[START EXTRACTED MATERIAL]

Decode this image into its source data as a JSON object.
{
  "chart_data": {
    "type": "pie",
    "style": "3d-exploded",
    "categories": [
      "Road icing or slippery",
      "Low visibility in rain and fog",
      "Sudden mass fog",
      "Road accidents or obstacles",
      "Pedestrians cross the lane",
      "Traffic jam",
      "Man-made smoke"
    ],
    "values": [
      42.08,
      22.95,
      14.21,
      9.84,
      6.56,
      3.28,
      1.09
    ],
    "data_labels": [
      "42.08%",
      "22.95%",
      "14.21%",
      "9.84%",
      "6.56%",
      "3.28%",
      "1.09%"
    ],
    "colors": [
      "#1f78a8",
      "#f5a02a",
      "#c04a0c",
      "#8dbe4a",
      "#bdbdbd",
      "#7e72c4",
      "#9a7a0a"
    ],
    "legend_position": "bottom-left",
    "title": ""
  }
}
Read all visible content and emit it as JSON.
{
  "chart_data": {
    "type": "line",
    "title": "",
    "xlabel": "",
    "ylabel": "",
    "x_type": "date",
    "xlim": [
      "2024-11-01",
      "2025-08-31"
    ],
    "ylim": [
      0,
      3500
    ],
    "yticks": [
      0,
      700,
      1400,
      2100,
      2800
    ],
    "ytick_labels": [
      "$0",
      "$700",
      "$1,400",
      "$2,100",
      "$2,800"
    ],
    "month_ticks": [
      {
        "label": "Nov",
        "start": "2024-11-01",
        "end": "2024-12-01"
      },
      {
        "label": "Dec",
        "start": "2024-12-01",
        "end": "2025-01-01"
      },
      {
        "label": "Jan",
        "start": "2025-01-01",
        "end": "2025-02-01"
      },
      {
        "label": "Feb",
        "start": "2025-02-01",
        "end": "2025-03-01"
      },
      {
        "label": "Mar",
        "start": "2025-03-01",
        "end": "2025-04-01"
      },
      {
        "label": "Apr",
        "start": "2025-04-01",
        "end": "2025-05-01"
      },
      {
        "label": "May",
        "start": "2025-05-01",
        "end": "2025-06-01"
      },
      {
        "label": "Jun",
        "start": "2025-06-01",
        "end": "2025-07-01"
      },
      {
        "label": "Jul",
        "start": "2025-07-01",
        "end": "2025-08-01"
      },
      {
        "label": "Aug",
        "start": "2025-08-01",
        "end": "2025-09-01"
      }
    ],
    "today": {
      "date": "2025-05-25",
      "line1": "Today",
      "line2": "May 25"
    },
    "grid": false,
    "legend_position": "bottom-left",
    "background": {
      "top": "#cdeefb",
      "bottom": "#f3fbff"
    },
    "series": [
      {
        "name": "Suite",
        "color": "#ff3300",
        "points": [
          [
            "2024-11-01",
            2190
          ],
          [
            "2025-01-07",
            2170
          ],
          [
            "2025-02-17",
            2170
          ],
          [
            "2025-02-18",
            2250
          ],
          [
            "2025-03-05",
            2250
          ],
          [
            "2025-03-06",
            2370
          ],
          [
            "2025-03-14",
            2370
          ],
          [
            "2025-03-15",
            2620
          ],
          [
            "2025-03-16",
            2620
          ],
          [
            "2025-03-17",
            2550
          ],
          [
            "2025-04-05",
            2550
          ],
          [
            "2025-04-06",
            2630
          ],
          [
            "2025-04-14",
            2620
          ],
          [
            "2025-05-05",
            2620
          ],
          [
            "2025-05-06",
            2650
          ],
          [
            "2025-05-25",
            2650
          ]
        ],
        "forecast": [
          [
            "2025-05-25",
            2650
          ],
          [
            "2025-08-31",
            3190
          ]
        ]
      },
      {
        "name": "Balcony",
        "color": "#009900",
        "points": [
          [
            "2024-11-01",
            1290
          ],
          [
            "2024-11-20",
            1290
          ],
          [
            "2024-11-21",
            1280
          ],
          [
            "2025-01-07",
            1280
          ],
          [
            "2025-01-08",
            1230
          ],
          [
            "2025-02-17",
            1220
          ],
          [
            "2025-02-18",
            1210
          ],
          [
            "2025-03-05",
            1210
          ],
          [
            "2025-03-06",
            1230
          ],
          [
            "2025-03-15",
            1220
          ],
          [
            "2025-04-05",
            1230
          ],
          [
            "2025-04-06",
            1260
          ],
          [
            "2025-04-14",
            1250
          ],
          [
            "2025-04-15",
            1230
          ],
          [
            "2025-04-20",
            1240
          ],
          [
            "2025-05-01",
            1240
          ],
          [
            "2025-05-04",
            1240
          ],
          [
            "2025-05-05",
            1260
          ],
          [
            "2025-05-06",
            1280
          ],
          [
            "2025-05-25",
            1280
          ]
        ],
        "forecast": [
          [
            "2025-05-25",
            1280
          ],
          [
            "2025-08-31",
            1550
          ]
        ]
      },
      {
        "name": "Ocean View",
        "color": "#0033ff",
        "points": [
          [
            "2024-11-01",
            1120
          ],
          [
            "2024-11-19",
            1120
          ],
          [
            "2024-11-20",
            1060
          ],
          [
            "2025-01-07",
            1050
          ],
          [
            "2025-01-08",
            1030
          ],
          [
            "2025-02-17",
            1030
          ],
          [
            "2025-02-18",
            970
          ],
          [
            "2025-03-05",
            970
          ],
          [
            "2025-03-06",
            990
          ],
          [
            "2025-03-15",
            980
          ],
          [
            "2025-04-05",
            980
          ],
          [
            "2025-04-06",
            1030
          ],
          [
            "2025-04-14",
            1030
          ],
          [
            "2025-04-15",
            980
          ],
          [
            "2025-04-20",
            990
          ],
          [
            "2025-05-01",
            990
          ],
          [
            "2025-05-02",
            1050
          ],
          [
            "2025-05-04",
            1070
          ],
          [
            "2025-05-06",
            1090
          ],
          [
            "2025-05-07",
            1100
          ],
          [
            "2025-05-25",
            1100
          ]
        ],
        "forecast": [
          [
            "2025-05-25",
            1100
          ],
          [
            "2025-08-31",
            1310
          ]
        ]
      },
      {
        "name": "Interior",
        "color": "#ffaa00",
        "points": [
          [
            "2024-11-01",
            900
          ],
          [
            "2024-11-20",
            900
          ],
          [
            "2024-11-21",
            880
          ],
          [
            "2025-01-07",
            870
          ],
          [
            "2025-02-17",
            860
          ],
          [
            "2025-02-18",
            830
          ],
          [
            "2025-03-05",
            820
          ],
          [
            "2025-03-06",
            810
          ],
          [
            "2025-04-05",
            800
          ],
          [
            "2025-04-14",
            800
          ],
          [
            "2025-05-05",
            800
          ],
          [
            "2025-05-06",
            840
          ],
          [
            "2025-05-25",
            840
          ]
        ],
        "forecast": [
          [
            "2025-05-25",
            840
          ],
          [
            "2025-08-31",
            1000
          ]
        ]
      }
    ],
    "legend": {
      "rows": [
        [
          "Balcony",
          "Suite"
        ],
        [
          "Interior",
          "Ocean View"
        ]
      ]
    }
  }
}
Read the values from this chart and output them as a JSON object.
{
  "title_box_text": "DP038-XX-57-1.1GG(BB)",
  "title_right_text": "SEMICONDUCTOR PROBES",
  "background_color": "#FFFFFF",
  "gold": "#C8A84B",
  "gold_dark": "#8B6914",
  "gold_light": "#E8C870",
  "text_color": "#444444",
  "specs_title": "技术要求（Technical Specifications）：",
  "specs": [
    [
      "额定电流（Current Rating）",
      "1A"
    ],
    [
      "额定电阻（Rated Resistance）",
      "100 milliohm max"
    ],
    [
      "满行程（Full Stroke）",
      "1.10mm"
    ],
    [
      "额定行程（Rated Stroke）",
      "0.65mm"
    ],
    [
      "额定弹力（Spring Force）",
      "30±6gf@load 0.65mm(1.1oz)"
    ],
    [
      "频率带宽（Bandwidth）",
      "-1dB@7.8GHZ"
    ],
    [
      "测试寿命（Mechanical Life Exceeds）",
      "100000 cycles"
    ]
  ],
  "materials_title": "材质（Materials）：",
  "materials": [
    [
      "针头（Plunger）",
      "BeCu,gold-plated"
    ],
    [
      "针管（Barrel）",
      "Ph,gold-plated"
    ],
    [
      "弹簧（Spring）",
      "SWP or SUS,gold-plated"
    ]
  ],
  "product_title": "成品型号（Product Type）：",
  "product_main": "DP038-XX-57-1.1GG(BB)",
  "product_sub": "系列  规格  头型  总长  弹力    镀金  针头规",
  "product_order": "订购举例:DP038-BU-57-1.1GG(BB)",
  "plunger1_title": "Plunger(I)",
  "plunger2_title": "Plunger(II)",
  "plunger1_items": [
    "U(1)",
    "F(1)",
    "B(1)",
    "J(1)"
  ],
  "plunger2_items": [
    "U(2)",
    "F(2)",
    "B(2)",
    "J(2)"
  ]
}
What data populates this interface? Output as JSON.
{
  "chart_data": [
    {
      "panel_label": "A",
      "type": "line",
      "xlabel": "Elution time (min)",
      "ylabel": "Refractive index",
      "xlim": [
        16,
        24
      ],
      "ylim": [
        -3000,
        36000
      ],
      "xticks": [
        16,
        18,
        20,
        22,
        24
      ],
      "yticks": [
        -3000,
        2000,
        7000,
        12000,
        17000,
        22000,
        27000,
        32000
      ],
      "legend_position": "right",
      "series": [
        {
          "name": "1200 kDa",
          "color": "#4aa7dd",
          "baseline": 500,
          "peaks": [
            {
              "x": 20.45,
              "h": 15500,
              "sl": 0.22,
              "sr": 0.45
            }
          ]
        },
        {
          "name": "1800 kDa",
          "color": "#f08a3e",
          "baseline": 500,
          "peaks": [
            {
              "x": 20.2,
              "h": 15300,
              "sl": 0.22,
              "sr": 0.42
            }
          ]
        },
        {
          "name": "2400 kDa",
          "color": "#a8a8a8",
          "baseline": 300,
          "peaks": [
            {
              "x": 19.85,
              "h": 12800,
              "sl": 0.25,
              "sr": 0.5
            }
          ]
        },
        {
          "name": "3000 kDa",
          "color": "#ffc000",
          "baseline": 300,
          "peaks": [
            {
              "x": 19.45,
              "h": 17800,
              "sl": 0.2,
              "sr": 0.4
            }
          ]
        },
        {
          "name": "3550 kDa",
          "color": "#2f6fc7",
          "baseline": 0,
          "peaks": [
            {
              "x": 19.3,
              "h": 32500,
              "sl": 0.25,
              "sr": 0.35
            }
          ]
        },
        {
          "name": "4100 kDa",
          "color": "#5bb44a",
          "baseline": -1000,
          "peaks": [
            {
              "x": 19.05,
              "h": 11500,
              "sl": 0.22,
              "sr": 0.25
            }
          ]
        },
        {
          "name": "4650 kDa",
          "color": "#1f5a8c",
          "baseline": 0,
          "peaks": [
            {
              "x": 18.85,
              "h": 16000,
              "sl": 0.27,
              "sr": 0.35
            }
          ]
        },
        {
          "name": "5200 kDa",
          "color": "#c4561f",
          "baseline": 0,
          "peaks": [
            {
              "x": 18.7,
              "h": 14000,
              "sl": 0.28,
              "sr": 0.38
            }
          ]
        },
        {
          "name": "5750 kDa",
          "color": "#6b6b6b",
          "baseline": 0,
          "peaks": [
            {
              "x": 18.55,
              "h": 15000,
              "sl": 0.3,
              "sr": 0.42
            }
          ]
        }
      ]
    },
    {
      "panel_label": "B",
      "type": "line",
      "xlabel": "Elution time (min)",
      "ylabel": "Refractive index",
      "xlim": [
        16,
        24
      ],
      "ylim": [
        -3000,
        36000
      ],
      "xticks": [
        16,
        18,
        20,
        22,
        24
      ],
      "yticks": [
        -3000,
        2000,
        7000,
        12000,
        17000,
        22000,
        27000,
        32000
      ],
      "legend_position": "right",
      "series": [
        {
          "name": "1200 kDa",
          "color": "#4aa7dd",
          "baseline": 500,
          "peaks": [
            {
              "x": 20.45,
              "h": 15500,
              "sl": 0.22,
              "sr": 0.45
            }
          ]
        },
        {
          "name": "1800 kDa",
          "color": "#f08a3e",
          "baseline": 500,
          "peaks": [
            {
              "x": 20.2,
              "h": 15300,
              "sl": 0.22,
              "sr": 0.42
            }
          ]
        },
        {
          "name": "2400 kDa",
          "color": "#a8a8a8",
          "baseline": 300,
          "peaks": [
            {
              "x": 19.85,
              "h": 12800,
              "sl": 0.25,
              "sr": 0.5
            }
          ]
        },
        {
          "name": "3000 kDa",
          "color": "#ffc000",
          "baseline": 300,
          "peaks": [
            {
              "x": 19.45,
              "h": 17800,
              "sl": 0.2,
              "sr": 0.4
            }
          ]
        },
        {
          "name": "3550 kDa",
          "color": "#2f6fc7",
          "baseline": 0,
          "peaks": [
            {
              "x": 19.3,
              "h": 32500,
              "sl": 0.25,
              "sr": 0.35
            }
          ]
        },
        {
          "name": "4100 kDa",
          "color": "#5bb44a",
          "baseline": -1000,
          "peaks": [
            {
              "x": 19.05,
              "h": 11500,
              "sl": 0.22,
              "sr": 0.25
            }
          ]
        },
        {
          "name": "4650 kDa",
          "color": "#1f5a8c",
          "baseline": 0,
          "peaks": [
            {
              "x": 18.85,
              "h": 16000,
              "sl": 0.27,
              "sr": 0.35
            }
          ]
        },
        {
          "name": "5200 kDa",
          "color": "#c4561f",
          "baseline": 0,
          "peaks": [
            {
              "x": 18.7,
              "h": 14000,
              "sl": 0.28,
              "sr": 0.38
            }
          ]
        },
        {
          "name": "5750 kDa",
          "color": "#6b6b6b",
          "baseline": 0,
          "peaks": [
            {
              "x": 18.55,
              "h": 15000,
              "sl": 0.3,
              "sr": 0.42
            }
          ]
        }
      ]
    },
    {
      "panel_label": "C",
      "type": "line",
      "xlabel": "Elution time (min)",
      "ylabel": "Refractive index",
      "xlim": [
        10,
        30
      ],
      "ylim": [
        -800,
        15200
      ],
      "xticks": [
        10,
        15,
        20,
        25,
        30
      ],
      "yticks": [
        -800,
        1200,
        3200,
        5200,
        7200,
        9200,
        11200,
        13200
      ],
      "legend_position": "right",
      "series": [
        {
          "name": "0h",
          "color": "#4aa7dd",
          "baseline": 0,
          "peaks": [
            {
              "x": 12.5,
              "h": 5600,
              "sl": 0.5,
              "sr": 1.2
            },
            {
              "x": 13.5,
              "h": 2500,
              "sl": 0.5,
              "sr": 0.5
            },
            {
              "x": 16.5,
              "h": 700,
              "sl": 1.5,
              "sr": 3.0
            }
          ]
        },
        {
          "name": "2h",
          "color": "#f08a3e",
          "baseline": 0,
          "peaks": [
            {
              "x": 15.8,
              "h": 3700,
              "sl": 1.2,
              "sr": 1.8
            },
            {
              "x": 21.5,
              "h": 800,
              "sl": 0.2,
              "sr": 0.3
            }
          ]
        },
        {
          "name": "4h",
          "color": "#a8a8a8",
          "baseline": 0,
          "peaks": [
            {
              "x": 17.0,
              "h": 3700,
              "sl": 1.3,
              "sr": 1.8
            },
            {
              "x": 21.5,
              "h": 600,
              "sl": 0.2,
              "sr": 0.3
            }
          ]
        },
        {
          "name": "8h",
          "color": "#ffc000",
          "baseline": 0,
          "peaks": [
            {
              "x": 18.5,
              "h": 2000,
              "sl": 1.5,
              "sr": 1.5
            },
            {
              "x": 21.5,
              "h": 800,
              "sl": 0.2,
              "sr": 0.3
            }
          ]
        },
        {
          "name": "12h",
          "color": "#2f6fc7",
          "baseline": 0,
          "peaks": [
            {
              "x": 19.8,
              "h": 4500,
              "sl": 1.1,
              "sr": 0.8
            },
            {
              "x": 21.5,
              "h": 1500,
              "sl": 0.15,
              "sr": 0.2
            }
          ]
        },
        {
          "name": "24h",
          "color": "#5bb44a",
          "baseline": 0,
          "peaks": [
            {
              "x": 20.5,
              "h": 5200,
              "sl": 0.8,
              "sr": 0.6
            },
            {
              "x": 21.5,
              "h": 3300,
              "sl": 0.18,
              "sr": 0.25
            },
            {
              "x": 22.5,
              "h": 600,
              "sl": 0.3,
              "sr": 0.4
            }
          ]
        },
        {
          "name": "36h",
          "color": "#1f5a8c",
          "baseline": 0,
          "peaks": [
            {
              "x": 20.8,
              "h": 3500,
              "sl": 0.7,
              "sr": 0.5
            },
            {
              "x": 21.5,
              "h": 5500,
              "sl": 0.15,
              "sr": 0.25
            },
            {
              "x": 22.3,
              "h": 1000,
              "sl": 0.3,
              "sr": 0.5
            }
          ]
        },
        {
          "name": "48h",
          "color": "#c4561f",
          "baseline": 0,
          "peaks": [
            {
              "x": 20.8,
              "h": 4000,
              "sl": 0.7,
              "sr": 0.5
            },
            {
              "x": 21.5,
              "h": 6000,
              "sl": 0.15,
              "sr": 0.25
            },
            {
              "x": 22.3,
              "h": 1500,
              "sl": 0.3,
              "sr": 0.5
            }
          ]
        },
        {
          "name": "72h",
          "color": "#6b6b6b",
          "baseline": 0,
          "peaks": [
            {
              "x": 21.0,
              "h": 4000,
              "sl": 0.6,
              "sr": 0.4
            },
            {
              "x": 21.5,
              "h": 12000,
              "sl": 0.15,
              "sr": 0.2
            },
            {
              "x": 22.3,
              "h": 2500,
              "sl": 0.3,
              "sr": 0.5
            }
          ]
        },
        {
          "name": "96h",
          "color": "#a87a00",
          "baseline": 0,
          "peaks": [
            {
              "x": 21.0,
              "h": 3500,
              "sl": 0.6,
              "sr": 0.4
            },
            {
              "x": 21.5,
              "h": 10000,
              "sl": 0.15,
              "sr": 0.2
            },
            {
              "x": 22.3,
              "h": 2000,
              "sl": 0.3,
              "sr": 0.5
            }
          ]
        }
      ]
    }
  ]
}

[END EXTRACTED MATERIAL]

# REQUEST
Copy all lines from the material that contain "Rated".

# CORRECT ANSWER
      "额定电阻（Rated Resistance）",
      "额定行程（Rated Stroke）",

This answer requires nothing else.